* **INSTRUCTIONS FOR THE TASK**
All records should be reproduced verbatim.

--- start of DATA EXTRACT ---

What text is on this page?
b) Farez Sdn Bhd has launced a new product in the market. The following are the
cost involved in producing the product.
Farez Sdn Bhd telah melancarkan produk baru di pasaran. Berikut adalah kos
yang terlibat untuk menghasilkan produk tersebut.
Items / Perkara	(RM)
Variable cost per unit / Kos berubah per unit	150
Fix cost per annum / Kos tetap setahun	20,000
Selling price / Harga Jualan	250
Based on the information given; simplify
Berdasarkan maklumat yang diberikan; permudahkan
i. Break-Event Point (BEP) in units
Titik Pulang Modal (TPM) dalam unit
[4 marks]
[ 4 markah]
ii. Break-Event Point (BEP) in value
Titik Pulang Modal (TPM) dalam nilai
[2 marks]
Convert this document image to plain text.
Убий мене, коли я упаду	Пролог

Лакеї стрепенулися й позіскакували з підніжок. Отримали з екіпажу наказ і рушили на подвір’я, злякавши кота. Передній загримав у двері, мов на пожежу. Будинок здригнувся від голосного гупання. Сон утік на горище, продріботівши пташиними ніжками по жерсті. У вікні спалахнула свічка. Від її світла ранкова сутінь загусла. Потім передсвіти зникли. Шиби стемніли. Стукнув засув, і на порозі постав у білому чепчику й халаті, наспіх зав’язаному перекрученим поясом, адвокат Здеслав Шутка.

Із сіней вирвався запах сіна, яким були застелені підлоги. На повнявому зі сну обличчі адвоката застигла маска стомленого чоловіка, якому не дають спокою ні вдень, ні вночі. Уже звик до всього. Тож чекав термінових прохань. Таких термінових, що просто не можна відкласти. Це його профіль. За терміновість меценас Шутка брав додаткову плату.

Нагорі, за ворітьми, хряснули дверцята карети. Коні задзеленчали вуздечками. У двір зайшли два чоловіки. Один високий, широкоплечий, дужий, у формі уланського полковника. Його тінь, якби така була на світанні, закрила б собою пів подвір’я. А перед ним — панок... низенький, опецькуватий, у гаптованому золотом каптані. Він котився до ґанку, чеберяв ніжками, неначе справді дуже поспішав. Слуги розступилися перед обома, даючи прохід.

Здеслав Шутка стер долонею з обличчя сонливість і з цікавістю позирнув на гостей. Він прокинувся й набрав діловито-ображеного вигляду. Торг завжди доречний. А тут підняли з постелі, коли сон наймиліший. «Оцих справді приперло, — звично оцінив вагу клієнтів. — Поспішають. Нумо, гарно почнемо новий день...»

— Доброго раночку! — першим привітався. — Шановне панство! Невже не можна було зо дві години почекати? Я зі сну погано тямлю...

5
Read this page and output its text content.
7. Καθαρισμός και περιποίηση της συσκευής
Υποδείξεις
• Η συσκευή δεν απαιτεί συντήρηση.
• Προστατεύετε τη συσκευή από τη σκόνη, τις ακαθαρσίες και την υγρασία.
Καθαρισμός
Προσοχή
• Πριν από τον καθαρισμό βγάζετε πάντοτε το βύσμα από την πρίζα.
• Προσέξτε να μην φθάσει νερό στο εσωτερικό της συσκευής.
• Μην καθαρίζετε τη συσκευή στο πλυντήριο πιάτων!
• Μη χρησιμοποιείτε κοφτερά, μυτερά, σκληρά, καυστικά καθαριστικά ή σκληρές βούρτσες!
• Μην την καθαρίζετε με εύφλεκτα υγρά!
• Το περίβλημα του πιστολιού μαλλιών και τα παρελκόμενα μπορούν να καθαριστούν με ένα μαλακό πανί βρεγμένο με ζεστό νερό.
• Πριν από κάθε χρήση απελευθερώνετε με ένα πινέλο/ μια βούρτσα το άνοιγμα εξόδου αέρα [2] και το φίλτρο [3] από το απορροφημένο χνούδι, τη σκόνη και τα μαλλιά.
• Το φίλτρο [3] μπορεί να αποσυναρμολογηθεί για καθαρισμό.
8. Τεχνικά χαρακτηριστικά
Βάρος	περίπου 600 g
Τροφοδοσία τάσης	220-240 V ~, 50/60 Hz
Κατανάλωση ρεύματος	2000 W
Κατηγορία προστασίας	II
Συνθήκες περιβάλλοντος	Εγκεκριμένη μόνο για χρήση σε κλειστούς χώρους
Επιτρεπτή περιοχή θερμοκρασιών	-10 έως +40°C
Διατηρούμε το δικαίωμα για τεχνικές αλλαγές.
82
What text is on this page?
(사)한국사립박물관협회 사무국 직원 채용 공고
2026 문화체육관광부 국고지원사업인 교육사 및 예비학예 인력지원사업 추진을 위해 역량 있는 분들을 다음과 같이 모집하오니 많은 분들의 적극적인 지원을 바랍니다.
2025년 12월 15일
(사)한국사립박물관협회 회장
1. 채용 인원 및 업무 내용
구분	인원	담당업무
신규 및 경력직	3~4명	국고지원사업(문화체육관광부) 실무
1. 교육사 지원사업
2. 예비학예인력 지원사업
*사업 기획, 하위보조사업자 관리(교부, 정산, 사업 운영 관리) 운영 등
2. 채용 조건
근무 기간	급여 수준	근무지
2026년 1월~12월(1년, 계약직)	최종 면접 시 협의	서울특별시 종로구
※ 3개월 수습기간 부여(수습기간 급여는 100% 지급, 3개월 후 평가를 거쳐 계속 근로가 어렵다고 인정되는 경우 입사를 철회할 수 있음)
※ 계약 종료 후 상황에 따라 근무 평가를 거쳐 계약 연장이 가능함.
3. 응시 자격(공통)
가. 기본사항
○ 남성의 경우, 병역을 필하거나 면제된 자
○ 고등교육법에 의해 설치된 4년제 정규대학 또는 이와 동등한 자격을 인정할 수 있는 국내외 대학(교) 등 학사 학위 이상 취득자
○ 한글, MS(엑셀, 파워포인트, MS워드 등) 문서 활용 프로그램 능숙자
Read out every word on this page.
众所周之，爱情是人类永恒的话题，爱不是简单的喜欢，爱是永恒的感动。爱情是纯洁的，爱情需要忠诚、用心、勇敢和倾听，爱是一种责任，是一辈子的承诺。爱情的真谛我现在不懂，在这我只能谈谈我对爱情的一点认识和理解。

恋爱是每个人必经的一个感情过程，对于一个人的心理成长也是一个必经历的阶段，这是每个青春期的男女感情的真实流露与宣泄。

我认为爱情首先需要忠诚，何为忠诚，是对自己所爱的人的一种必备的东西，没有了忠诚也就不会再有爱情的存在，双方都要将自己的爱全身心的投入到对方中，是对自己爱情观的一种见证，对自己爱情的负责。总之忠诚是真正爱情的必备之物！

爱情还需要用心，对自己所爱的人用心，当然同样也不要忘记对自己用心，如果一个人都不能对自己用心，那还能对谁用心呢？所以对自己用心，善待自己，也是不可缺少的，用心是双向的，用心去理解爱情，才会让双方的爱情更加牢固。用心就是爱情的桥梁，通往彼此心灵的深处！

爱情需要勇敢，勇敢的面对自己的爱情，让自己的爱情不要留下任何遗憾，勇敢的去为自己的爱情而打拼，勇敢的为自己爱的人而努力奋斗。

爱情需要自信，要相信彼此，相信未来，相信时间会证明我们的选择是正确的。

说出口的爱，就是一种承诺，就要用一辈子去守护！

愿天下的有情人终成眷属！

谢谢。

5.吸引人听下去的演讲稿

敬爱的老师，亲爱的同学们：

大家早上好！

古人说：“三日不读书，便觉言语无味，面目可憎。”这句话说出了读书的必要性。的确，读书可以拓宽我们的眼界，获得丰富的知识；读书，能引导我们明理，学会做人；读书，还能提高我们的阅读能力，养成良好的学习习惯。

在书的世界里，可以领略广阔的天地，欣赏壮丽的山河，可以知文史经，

--- end of DATA EXTRACT ---

* **OUTPUT OF THE TASK**
What text is on this page?
b) Farez Sdn Bhd has launced a new product in the market. The following are the
cost involved in producing the product.
Farez Sdn Bhd telah melancarkan produk baru di pasaran. Berikut adalah kos
yang terlibat untuk menghasilkan produk tersebut.
Items / Perkara	(RM)
Variable cost per unit / Kos berubah per unit	150
Fix cost per annum / Kos tetap setahun	20,000
Selling price / Harga Jualan	250
Based on the information given; simplify
Berdasarkan maklumat yang diberikan; permudahkan
i. Break-Event Point (BEP) in units
Titik Pulang Modal (TPM) dalam unit
[4 marks]
[ 4 markah]
ii. Break-Event Point (BEP) in value
Titik Pulang Modal (TPM) dalam nilai
[2 marks]
Convert this document image to plain text.
Убий мене, коли я упаду	Пролог

Лакеї стрепенулися й позіскакували з підніжок. Отримали з екіпажу наказ і рушили на подвір’я, злякавши кота. Передній загримав у двері, мов на пожежу. Будинок здригнувся від голосного гупання. Сон утік на горище, продріботівши пташиними ніжками по жерсті. У вікні спалахнула свічка. Від її світла ранкова сутінь загусла. Потім передсвіти зникли. Шиби стемніли. Стукнув засув, і на порозі постав у білому чепчику й халаті, наспіх зав’язаному перекрученим поясом, адвокат Здеслав Шутка.

Із сіней вирвався запах сіна, яким були застелені підлоги. На повнявому зі сну обличчі адвоката застигла маска стомленого чоловіка, якому не дають спокою ні вдень, ні вночі. Уже звик до всього. Тож чекав термінових прохань. Таких термінових, що просто не можна відкласти. Це його профіль. За терміновість меценас Шутка брав додаткову плату.

Нагорі, за ворітьми, хряснули дверцята карети. Коні задзеленчали вуздечками. У двір зайшли два чоловіки. Один високий, широкоплечий, дужий, у формі уланського полковника. Його тінь, якби така була на світанні, закрила б собою пів подвір’я. А перед ним — панок... низенький, опецькуватий, у гаптованому золотом каптані. Він котився до ґанку, чеберяв ніжками, неначе справді дуже поспішав. Слуги розступилися перед обома, даючи прохід.

Здеслав Шутка стер долонею з обличчя сонливість і з цікавістю позирнув на гостей. Він прокинувся й набрав діловито-ображеного вигляду. Торг завжди доречний. А тут підняли з постелі, коли сон наймиліший. «Оцих справді приперло, — звично оцінив вагу клієнтів. — Поспішають. Нумо, гарно почнемо новий день...»

— Доброго раночку! — першим привітався. — Шановне панство! Невже не можна було зо дві години почекати? Я зі сну погано тямлю...

5
Read this page and output its text content.
7. Καθαρισμός και περιποίηση της συσκευής
Υποδείξεις
• Η συσκευή δεν απαιτεί συντήρηση.
• Προστατεύετε τη συσκευή από τη σκόνη, τις ακαθαρσίες και την υγρασία.
Καθαρισμός
Προσοχή
• Πριν από τον καθαρισμό βγάζετε πάντοτε το βύσμα από την πρίζα.
• Προσέξτε να μην φθάσει νερό στο εσωτερικό της συσκευής.
• Μην καθαρίζετε τη συσκευή στο πλυντήριο πιάτων!
• Μη χρησιμοποιείτε κοφτερά, μυτερά, σκληρά, καυστικά καθαριστικά ή σκληρές βούρτσες!
• Μην την καθαρίζετε με εύφλεκτα υγρά!
• Το περίβλημα του πιστολιού μαλλιών και τα παρελκόμενα μπορούν να καθαριστούν με ένα μαλακό πανί βρεγμένο με ζεστό νερό.
• Πριν από κάθε χρήση απελευθερώνετε με ένα πινέλο/ μια βούρτσα το άνοιγμα εξόδου αέρα [2] και το φίλτρο [3] από το απορροφημένο χνούδι, τη σκόνη και τα μαλλιά.
• Το φίλτρο [3] μπορεί να αποσυναρμολογηθεί για καθαρισμό.
8. Τεχνικά χαρακτηριστικά
Βάρος	περίπου 600 g
Τροφοδοσία τάσης	220-240 V ~, 50/60 Hz
Κατανάλωση ρεύματος	2000 W
Κατηγορία προστασίας	II
Συνθήκες περιβάλλοντος	Εγκεκριμένη μόνο για χρήση σε κλειστούς χώρους
Επιτρεπτή περιοχή θερμοκρασιών	-10 έως +40°C
Διατηρούμε το δικαίωμα για τεχνικές αλλαγές.
82
What text is on this page?
(사)한국사립박물관협회 사무국 직원 채용 공고
2026 문화체육관광부 국고지원사업인 교육사 및 예비학예 인력지원사업 추진을 위해 역량 있는 분들을 다음과 같이 모집하오니 많은 분들의 적극적인 지원을 바랍니다.
2025년 12월 15일
(사)한국사립박물관협회 회장
1. 채용 인원 및 업무 내용
구분	인원	담당업무
신규 및 경력직	3~4명	국고지원사업(문화체육관광부) 실무
1. 교육사 지원사업
2. 예비학예인력 지원사업
*사업 기획, 하위보조사업자 관리(교부, 정산, 사업 운영 관리) 운영 등
2. 채용 조건
근무 기간	급여 수준	근무지
2026년 1월~12월(1년, 계약직)	최종 면접 시 협의	서울특별시 종로구
※ 3개월 수습기간 부여(수습기간 급여는 100% 지급, 3개월 후 평가를 거쳐 계속 근로가 어렵다고 인정되는 경우 입사를 철회할 수 있음)
※ 계약 종료 후 상황에 따라 근무 평가를 거쳐 계약 연장이 가능함.
3. 응시 자격(공통)
가. 기본사항
○ 남성의 경우, 병역을 필하거나 면제된 자
○ 고등교육법에 의해 설치된 4년제 정규대학 또는 이와 동등한 자격을 인정할 수 있는 국내외 대학(교) 등 학사 학위 이상 취득자
○ 한글, MS(엑셀, 파워포인트, MS워드 등) 문서 활용 프로그램 능숙자
Read out every word on this page.
众所周之，爱情是人类永恒的话题，爱不是简单的喜欢，爱是永恒的感动。爱情是纯洁的，爱情需要忠诚、用心、勇敢和倾听，爱是一种责任，是一辈子的承诺。爱情的真谛我现在不懂，在这我只能谈谈我对爱情的一点认识和理解。

恋爱是每个人必经的一个感情过程，对于一个人的心理成长也是一个必经历的阶段，这是每个青春期的男女感情的真实流露与宣泄。

我认为爱情首先需要忠诚，何为忠诚，是对自己所爱的人的一种必备的东西，没有了忠诚也就不会再有爱情的存在，双方都要将自己的爱全身心的投入到对方中，是对自己爱情观的一种见证，对自己爱情的负责。总之忠诚是真正爱情的必备之物！

爱情还需要用心，对自己所爱的人用心，当然同样也不要忘记对自己用心，如果一个人都不能对自己用心，那还能对谁用心呢？所以对自己用心，善待自己，也是不可缺少的，用心是双向的，用心去理解爱情，才会让双方的爱情更加牢固。用心就是爱情的桥梁，通往彼此心灵的深处！

爱情需要勇敢，勇敢的面对自己的爱情，让自己的爱情不要留下任何遗憾，勇敢的去为自己的爱情而打拼，勇敢的为自己爱的人而努力奋斗。

爱情需要自信，要相信彼此，相信未来，相信时间会证明我们的选择是正确的。

说出口的爱，就是一种承诺，就要用一辈子去守护！

愿天下的有情人终成眷属！

谢谢。

5.吸引人听下去的演讲稿

敬爱的老师，亲爱的同学们：

大家早上好！

古人说：“三日不读书，便觉言语无味，面目可憎。”这句话说出了读书的必要性。的确，读书可以拓宽我们的眼界，获得丰富的知识；读书，能引导我们明理，学会做人；读书，还能提高我们的阅读能力，养成良好的学习习惯。

在书的世界里，可以领略广阔的天地，欣赏壮丽的山河，可以知文史经，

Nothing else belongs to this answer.